TASK: From the waiting room story, print the section between "He looked justifiably" and "child, so I lied.", inclusive, word for word.

PAGE TEXT:
=======

Drama unfolded on the other side of the waiting room. A man and woman discussed with a vet the fate of a small white kitten they’d recently adopted, who was failing to thrive. The vet looked grim, and said that the kitten had been too young for adoption. A four- or five-year-old boy—thin, blond, serious—sat near the conferring adults. When he wandered toward them, his mom harshly told him to go sit down, and he chose to sit down by me. I gave him a bucking-up look. I wanted to hug him. He looked at his parents, he looked at me, and I could see that he was very close to tears. He spoke quietly to me.
“What does it mean…put him to sleep?”
I'd overheard the vet, and I knew that the boy wasn't talking about general anesthesia. Even so, I looked right at him and said, “I don’t know.”
Clearly, he didn’t believe me.
“Does it mean…to kill him? That he’ll die?”
I paused and answered yes.
He looked justifiably horrified, and couldn’t speak, but just sat there with sloped shoulders.
“Then what?” he asked. “What happens to him after he dies?”
“I don’t know,” I said again.
He looked right at me and asked, “Will he go to heaven?”
I had long ago abandoned any hope of heaven, any fear of hell, but I wanted to comfort the child, so I lied.

=======

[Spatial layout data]
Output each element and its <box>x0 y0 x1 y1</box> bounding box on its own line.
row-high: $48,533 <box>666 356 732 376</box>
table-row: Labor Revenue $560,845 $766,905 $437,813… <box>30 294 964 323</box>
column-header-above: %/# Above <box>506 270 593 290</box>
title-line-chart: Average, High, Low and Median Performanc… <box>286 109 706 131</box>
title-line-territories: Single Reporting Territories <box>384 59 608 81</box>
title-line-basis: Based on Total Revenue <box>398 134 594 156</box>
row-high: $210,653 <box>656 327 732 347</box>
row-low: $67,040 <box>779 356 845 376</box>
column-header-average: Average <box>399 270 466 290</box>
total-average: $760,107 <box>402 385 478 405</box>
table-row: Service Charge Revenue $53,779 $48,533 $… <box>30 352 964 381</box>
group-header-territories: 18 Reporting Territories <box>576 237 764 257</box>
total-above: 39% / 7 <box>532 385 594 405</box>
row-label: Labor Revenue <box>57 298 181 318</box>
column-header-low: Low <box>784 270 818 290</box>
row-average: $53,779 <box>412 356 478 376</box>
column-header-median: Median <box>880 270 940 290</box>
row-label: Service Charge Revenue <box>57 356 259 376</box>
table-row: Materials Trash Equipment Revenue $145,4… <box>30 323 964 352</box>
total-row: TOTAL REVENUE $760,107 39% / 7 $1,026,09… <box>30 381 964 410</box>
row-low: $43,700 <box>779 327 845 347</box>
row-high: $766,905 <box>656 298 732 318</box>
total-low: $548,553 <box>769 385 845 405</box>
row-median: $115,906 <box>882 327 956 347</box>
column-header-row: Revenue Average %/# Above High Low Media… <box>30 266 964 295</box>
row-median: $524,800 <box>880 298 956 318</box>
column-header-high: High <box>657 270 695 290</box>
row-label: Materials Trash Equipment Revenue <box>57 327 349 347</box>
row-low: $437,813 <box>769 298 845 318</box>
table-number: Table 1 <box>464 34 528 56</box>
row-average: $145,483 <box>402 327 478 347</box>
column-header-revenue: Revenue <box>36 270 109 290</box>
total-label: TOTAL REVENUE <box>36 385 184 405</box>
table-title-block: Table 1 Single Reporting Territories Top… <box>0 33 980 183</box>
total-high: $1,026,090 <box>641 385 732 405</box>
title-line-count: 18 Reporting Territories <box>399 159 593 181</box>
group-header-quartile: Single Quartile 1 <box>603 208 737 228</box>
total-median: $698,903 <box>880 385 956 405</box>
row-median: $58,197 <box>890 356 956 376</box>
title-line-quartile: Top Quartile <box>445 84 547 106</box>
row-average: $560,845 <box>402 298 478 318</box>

=======

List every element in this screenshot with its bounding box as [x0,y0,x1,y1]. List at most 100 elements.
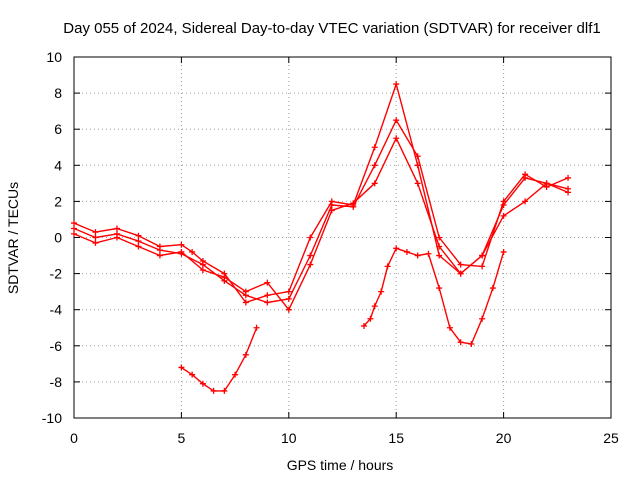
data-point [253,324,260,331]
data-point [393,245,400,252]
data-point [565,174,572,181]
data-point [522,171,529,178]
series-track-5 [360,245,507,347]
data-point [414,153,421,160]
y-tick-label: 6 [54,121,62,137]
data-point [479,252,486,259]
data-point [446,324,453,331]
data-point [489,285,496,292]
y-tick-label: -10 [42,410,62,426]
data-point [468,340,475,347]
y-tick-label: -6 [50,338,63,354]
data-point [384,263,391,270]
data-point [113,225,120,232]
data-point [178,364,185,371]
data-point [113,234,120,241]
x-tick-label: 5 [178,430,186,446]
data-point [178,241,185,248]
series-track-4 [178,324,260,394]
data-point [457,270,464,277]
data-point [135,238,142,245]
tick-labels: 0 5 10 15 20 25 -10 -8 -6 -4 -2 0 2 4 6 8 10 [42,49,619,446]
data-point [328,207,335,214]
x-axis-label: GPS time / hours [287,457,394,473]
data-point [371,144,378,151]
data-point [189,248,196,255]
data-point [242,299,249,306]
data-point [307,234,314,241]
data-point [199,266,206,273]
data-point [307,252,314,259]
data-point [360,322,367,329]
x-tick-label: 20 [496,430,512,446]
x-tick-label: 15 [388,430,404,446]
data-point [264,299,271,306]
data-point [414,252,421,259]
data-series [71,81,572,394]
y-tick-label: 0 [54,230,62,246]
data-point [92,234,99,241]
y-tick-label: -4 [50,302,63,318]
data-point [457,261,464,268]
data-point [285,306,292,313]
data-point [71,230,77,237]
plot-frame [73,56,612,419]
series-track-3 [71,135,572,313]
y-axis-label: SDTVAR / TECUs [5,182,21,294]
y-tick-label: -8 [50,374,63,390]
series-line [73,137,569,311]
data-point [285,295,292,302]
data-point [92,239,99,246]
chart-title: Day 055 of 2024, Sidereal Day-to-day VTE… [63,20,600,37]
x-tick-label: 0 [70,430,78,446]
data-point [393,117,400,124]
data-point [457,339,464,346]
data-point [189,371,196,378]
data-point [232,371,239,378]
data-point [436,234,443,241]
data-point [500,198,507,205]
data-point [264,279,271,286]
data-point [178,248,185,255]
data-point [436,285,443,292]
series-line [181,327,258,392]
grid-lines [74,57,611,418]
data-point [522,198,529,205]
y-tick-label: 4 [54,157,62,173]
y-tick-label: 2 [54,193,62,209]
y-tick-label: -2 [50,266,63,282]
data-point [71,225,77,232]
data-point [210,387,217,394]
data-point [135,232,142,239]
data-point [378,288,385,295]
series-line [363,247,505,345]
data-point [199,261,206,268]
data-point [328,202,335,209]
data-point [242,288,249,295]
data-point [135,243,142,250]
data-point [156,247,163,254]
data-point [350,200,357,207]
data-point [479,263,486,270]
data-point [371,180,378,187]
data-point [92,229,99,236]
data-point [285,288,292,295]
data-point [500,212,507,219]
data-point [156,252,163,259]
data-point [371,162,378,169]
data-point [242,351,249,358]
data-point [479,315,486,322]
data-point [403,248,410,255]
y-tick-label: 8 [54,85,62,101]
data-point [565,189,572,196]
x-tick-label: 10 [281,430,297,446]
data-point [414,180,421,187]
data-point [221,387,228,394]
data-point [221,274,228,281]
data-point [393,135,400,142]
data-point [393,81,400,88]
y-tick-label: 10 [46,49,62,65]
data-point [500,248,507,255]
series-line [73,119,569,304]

=======

ANSWER TO THIS PROBLEM:
He looked justifiably horrified, and couldn’t speak, but just sat there with sloped shoulders.
“Then what?” he asked. “What happens to him after he dies?”
“I don’t know,” I said again.
He looked right at me and asked, “Will he go to heaven?”
I had long ago abandoned any hope of heaven, any fear of hell, but I wanted to comfort the child, so I lied.